#### THE DATA

* * * *

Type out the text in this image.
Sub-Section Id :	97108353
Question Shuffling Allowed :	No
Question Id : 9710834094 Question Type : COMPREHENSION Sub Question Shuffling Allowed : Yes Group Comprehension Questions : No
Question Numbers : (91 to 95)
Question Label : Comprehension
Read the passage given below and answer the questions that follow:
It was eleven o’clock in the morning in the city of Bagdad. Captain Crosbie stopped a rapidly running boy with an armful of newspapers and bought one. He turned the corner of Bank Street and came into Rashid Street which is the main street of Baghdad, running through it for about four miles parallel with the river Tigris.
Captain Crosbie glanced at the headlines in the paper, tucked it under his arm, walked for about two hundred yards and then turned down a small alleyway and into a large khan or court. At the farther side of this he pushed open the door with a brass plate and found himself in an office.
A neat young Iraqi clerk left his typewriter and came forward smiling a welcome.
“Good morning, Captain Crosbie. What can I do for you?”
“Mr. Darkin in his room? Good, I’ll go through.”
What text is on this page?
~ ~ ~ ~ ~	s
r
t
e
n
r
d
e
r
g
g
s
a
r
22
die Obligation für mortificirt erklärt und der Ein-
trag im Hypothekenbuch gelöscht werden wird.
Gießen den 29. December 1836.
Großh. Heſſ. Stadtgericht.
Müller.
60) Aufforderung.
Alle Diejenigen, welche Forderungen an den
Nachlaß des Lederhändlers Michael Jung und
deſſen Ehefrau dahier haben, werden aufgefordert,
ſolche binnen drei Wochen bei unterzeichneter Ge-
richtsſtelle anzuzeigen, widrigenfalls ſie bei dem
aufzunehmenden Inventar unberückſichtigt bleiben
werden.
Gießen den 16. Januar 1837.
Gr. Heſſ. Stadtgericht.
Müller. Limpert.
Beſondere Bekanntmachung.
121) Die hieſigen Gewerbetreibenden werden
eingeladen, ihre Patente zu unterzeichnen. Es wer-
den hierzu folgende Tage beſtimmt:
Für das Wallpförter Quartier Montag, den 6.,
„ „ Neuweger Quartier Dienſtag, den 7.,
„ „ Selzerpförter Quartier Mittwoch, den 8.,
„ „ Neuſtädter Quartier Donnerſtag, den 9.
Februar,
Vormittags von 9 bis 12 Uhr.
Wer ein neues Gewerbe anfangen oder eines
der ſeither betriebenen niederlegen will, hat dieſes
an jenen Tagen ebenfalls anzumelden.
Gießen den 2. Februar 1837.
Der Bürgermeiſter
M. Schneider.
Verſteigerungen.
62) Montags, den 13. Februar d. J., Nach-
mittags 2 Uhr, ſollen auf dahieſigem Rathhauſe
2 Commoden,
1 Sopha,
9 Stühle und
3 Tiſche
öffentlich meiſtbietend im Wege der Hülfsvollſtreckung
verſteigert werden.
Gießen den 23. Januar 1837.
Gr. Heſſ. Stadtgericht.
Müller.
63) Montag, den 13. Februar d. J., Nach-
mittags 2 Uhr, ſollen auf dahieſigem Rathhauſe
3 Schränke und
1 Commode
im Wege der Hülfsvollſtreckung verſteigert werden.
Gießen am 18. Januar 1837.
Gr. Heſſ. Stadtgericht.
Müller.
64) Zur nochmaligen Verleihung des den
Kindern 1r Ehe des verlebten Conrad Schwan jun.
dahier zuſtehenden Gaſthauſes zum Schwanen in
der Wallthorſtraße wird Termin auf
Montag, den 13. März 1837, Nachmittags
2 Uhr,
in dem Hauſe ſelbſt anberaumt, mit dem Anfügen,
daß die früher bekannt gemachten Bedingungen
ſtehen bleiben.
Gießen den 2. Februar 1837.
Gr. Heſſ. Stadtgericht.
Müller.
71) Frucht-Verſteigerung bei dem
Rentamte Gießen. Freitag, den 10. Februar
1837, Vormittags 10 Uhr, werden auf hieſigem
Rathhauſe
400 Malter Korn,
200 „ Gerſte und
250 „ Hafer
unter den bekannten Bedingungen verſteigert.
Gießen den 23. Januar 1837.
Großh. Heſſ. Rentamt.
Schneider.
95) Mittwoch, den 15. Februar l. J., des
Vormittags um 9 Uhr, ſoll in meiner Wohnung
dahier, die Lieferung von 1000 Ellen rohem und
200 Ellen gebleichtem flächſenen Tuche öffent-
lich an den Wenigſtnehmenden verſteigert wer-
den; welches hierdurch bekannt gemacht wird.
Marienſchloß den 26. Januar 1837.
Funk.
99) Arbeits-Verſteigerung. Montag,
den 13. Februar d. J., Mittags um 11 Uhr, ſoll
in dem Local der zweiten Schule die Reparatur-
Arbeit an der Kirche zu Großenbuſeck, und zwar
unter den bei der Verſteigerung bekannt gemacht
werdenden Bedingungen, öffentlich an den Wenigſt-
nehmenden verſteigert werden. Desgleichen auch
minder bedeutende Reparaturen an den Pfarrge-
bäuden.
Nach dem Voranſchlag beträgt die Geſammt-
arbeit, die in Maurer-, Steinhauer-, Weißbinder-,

* * * *

#### STATED EXERCISE
The data above must be returned in full, exactly as written.

#### TASK RESULT
Type out the text in this image.
Sub-Section Id :	97108353
Question Shuffling Allowed :	No
Question Id : 9710834094 Question Type : COMPREHENSION Sub Question Shuffling Allowed : Yes Group Comprehension Questions : No
Question Numbers : (91 to 95)
Question Label : Comprehension
Read the passage given below and answer the questions that follow:
It was eleven o’clock in the morning in the city of Bagdad. Captain Crosbie stopped a rapidly running boy with an armful of newspapers and bought one. He turned the corner of Bank Street and came into Rashid Street which is the main street of Baghdad, running through it for about four miles parallel with the river Tigris.
Captain Crosbie glanced at the headlines in the paper, tucked it under his arm, walked for about two hundred yards and then turned down a small alleyway and into a large khan or court. At the farther side of this he pushed open the door with a brass plate and found himself in an office.
A neat young Iraqi clerk left his typewriter and came forward smiling a welcome.
“Good morning, Captain Crosbie. What can I do for you?”
“Mr. Darkin in his room? Good, I’ll go through.”
What text is on this page?
~ ~ ~ ~ ~	s
r
t
e
n
r
d
e
r
g
g
s
a
r
22
die Obligation für mortificirt erklärt und der Ein-
trag im Hypothekenbuch gelöscht werden wird.
Gießen den 29. December 1836.
Großh. Heſſ. Stadtgericht.
Müller.
60) Aufforderung.
Alle Diejenigen, welche Forderungen an den
Nachlaß des Lederhändlers Michael Jung und
deſſen Ehefrau dahier haben, werden aufgefordert,
ſolche binnen drei Wochen bei unterzeichneter Ge-
richtsſtelle anzuzeigen, widrigenfalls ſie bei dem
aufzunehmenden Inventar unberückſichtigt bleiben
werden.
Gießen den 16. Januar 1837.
Gr. Heſſ. Stadtgericht.
Müller. Limpert.
Beſondere Bekanntmachung.
121) Die hieſigen Gewerbetreibenden werden
eingeladen, ihre Patente zu unterzeichnen. Es wer-
den hierzu folgende Tage beſtimmt:
Für das Wallpförter Quartier Montag, den 6.,
„ „ Neuweger Quartier Dienſtag, den 7.,
„ „ Selzerpförter Quartier Mittwoch, den 8.,
„ „ Neuſtädter Quartier Donnerſtag, den 9.
Februar,
Vormittags von 9 bis 12 Uhr.
Wer ein neues Gewerbe anfangen oder eines
der ſeither betriebenen niederlegen will, hat dieſes
an jenen Tagen ebenfalls anzumelden.
Gießen den 2. Februar 1837.
Der Bürgermeiſter
M. Schneider.
Verſteigerungen.
62) Montags, den 13. Februar d. J., Nach-
mittags 2 Uhr, ſollen auf dahieſigem Rathhauſe
2 Commoden,
1 Sopha,
9 Stühle und
3 Tiſche
öffentlich meiſtbietend im Wege der Hülfsvollſtreckung
verſteigert werden.
Gießen den 23. Januar 1837.
Gr. Heſſ. Stadtgericht.
Müller.
63) Montag, den 13. Februar d. J., Nach-
mittags 2 Uhr, ſollen auf dahieſigem Rathhauſe
3 Schränke und
1 Commode
im Wege der Hülfsvollſtreckung verſteigert werden.
Gießen am 18. Januar 1837.
Gr. Heſſ. Stadtgericht.
Müller.
64) Zur nochmaligen Verleihung des den
Kindern 1r Ehe des verlebten Conrad Schwan jun.
dahier zuſtehenden Gaſthauſes zum Schwanen in
der Wallthorſtraße wird Termin auf
Montag, den 13. März 1837, Nachmittags
2 Uhr,
in dem Hauſe ſelbſt anberaumt, mit dem Anfügen,
daß die früher bekannt gemachten Bedingungen
ſtehen bleiben.
Gießen den 2. Februar 1837.
Gr. Heſſ. Stadtgericht.
Müller.
71) Frucht-Verſteigerung bei dem
Rentamte Gießen. Freitag, den 10. Februar
1837, Vormittags 10 Uhr, werden auf hieſigem
Rathhauſe
400 Malter Korn,
200 „ Gerſte und
250 „ Hafer
unter den bekannten Bedingungen verſteigert.
Gießen den 23. Januar 1837.
Großh. Heſſ. Rentamt.
Schneider.
95) Mittwoch, den 15. Februar l. J., des
Vormittags um 9 Uhr, ſoll in meiner Wohnung
dahier, die Lieferung von 1000 Ellen rohem und
200 Ellen gebleichtem flächſenen Tuche öffent-
lich an den Wenigſtnehmenden verſteigert wer-
den; welches hierdurch bekannt gemacht wird.
Marienſchloß den 26. Januar 1837.
Funk.
99) Arbeits-Verſteigerung. Montag,
den 13. Februar d. J., Mittags um 11 Uhr, ſoll
in dem Local der zweiten Schule die Reparatur-
Arbeit an der Kirche zu Großenbuſeck, und zwar
unter den bei der Verſteigerung bekannt gemacht
werdenden Bedingungen, öffentlich an den Wenigſt-
nehmenden verſteigert werden. Desgleichen auch
minder bedeutende Reparaturen an den Pfarrge-
bäuden.
Nach dem Voranſchlag beträgt die Geſammt-
arbeit, die in Maurer-, Steinhauer-, Weißbinder-,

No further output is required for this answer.